● Supplied data:
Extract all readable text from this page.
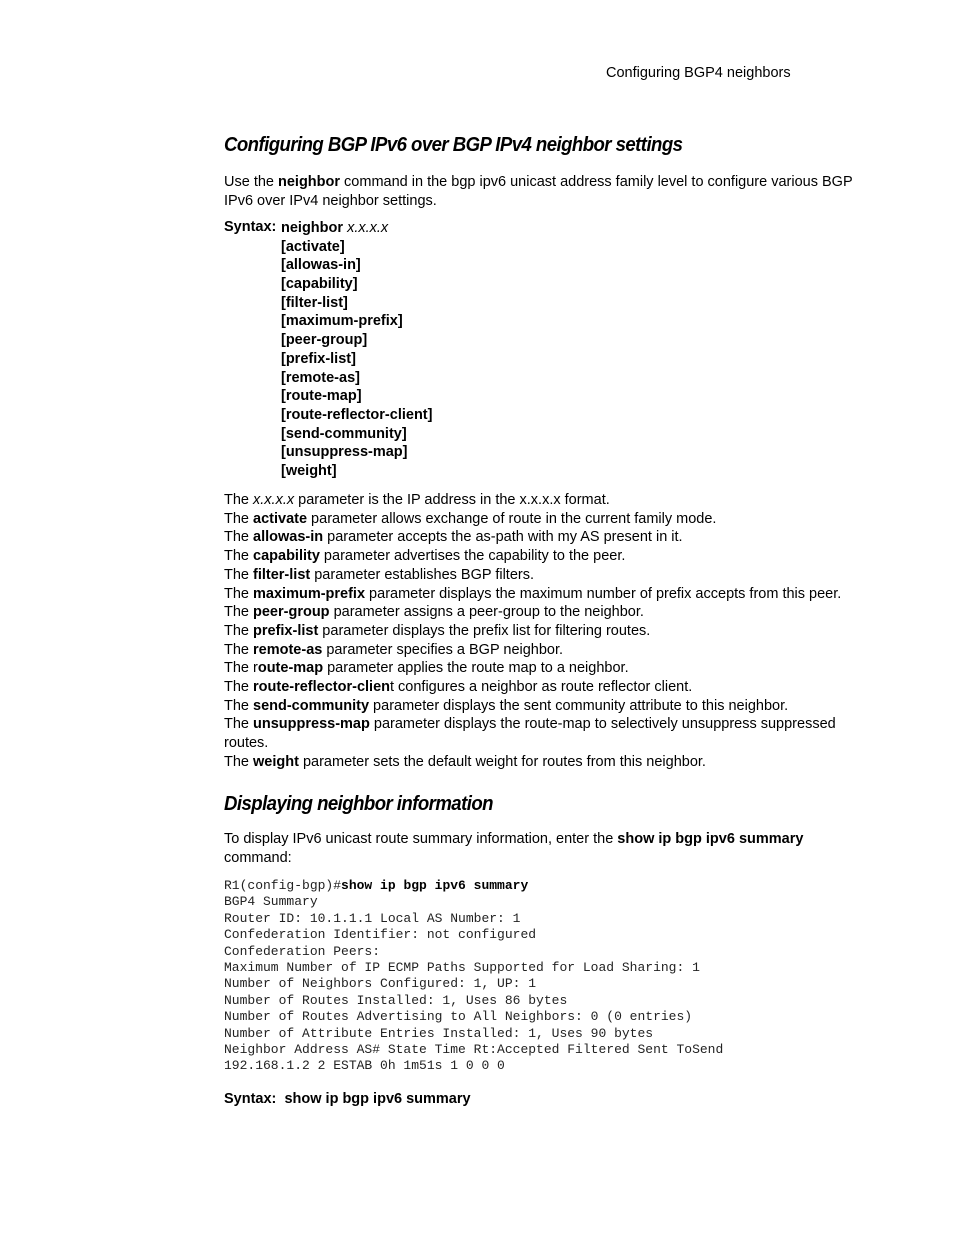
Configuring BGP4 neighbors
Configuring BGP IPv6 over BGP IPv4 neighbor settings
Use the neighbor command in the bgp ipv6 unicast address family level to configure various BGP IPv6 over IPv4 neighbor settings.
Syntax: neighbor x.x.x.x
[activate]
[allowas-in]
[capability]
[filter-list]
[maximum-prefix]
[peer-group]
[prefix-list]
[remote-as]
[route-map]
[route-reflector-client]
[send-community]
[unsuppress-map]
[weight]
The x.x.x.x parameter is the IP address in the x.x.x.x format.
The activate parameter allows exchange of route in the current family mode.
The allowas-in parameter accepts the as-path with my AS present in it.
The capability parameter advertises the capability to the peer.
The filter-list parameter establishes BGP filters.
The maximum-prefix parameter displays the maximum number of prefix accepts from this peer.
The peer-group parameter assigns a peer-group to the neighbor.
The prefix-list parameter displays the prefix list for filtering routes.
The remote-as parameter specifies a BGP neighbor.
The route-map parameter applies the route map to a neighbor.
The route-reflector-client configures a neighbor as route reflector client.
The send-community parameter displays the sent community attribute to this neighbor.
The unsuppress-map parameter displays the route-map to selectively unsuppress suppressed routes.
The weight parameter sets the default weight for routes from this neighbor.
Displaying neighbor information
To display IPv6 unicast route summary information, enter the show ip bgp ipv6 summary command:
R1(config-bgp)#show ip bgp ipv6 summary
BGP4 Summary
Router ID: 10.1.1.1 Local AS Number: 1
Confederation Identifier: not configured
Confederation Peers:
Maximum Number of IP ECMP Paths Supported for Load Sharing: 1
Number of Neighbors Configured: 1, UP: 1
Number of Routes Installed: 1, Uses 86 bytes
Number of Routes Advertising to All Neighbors: 0 (0 entries)
Number of Attribute Entries Installed: 1, Uses 90 bytes
Neighbor Address AS# State Time Rt:Accepted Filtered Sent ToSend
192.168.1.2 2 ESTAB 0h 1m51s 1 0 0 0
Syntax: show ip bgp ipv6 summary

● Work required:
All the records need to be repeated exactly, with the images dropped.

● Finished answer:
Extract all readable text from this page.
Configuring BGP4 neighbors
Configuring BGP IPv6 over BGP IPv4 neighbor settings
Use the neighbor command in the bgp ipv6 unicast address family level to configure various BGP IPv6 over IPv4 neighbor settings.
Syntax: neighbor x.x.x.x
[activate]
[allowas-in]
[capability]
[filter-list]
[maximum-prefix]
[peer-group]
[prefix-list]
[remote-as]
[route-map]
[route-reflector-client]
[send-community]
[unsuppress-map]
[weight]
The x.x.x.x parameter is the IP address in the x.x.x.x format.
The activate parameter allows exchange of route in the current family mode.
The allowas-in parameter accepts the as-path with my AS present in it.
The capability parameter advertises the capability to the peer.
The filter-list parameter establishes BGP filters.
The maximum-prefix parameter displays the maximum number of prefix accepts from this peer.
The peer-group parameter assigns a peer-group to the neighbor.
The prefix-list parameter displays the prefix list for filtering routes.
The remote-as parameter specifies a BGP neighbor.
The route-map parameter applies the route map to a neighbor.
The route-reflector-client configures a neighbor as route reflector client.
The send-community parameter displays the sent community attribute to this neighbor.
The unsuppress-map parameter displays the route-map to selectively unsuppress suppressed routes.
The weight parameter sets the default weight for routes from this neighbor.
Displaying neighbor information
To display IPv6 unicast route summary information, enter the show ip bgp ipv6 summary command:
R1(config-bgp)#show ip bgp ipv6 summary
BGP4 Summary
Router ID: 10.1.1.1 Local AS Number: 1
Confederation Identifier: not configured
Confederation Peers:
Maximum Number of IP ECMP Paths Supported for Load Sharing: 1
Number of Neighbors Configured: 1, UP: 1
Number of Routes Installed: 1, Uses 86 bytes
Number of Routes Advertising to All Neighbors: 0 (0 entries)
Number of Attribute Entries Installed: 1, Uses 90 bytes
Neighbor Address AS# State Time Rt:Accepted Filtered Sent ToSend
192.168.1.2 2 ESTAB 0h 1m51s 1 0 0 0
Syntax: show ip bgp ipv6 summary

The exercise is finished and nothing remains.